- RECORDS FOR THE TASK:
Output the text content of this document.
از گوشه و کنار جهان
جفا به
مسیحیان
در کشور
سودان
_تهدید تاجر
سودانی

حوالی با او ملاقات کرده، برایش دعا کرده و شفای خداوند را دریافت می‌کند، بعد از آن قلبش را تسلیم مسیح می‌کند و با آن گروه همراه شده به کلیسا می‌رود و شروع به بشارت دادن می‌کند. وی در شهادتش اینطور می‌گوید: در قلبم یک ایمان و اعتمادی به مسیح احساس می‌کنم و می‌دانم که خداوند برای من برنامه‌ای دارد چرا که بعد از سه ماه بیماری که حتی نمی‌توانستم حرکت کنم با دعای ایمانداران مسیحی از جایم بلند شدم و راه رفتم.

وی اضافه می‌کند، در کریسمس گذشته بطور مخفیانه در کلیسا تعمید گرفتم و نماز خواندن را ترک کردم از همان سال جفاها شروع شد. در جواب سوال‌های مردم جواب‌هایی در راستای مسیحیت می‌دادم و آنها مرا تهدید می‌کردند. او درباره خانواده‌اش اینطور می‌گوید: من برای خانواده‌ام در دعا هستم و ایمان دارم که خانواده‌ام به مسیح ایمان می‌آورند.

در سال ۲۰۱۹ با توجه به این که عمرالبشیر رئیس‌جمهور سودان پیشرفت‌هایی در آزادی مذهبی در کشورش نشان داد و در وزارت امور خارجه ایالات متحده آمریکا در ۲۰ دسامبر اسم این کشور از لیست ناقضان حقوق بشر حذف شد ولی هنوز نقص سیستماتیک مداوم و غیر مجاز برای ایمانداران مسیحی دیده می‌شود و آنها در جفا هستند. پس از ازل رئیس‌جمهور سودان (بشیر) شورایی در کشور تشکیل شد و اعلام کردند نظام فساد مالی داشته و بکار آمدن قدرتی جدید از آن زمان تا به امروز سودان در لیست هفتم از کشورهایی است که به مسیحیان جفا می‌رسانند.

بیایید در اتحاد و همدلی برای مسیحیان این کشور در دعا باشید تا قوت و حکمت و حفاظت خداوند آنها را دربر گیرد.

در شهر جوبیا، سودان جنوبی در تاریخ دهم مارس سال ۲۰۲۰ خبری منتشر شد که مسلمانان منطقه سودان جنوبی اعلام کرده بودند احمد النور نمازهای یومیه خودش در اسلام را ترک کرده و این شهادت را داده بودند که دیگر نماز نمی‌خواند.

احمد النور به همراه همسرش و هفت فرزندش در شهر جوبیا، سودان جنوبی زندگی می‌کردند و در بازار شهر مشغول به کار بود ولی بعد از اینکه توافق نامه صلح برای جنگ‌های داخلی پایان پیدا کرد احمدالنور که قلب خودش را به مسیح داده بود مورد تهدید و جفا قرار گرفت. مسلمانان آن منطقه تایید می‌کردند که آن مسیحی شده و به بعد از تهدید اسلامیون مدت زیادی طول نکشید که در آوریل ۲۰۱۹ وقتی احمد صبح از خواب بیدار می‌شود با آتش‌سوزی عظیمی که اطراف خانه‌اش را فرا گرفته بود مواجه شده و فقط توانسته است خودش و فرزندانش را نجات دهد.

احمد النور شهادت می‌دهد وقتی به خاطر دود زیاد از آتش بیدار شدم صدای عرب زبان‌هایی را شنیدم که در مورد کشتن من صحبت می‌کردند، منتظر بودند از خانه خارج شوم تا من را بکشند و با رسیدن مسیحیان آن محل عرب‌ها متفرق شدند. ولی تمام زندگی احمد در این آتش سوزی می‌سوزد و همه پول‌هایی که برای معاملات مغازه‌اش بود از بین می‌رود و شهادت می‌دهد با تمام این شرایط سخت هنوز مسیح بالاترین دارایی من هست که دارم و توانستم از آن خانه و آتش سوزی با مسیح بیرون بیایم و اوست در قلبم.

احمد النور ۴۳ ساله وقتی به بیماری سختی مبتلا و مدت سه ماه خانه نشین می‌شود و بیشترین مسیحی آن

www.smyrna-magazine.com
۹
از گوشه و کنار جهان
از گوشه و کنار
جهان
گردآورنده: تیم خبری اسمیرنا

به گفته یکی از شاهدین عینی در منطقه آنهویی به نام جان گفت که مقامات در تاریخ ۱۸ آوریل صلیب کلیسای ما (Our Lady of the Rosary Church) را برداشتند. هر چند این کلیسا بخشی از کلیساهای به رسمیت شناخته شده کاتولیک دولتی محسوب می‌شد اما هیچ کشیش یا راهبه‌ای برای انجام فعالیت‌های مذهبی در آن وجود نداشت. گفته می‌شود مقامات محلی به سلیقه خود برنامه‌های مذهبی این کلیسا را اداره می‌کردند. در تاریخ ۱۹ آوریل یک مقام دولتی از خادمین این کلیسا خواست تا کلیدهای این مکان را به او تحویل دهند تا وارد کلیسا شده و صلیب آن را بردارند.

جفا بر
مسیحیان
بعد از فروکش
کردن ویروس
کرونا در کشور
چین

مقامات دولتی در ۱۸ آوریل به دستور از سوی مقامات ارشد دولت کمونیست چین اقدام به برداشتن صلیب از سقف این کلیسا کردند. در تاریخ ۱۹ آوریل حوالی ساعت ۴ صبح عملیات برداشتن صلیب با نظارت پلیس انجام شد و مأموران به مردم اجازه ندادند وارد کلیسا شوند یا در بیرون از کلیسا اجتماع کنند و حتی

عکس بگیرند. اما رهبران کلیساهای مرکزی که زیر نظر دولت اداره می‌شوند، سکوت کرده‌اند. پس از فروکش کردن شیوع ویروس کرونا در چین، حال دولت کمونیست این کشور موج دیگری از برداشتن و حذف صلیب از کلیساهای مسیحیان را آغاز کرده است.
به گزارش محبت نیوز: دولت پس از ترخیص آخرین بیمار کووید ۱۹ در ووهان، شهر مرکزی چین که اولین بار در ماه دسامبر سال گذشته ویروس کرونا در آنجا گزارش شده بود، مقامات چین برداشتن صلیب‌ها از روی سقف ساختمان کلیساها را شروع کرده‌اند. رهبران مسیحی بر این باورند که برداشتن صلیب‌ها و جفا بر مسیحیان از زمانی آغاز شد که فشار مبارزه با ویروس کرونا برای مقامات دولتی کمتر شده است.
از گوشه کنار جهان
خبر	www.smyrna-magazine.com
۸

- EXERCISE AIM: Gather each line of the listing containing the word "گوشه" and show it.

- EXPECTED ANSWER:
از گوشه و کنار جهان
از گوشه و کنار جهان
از گوشه و کنار
از گوشه کنار جهان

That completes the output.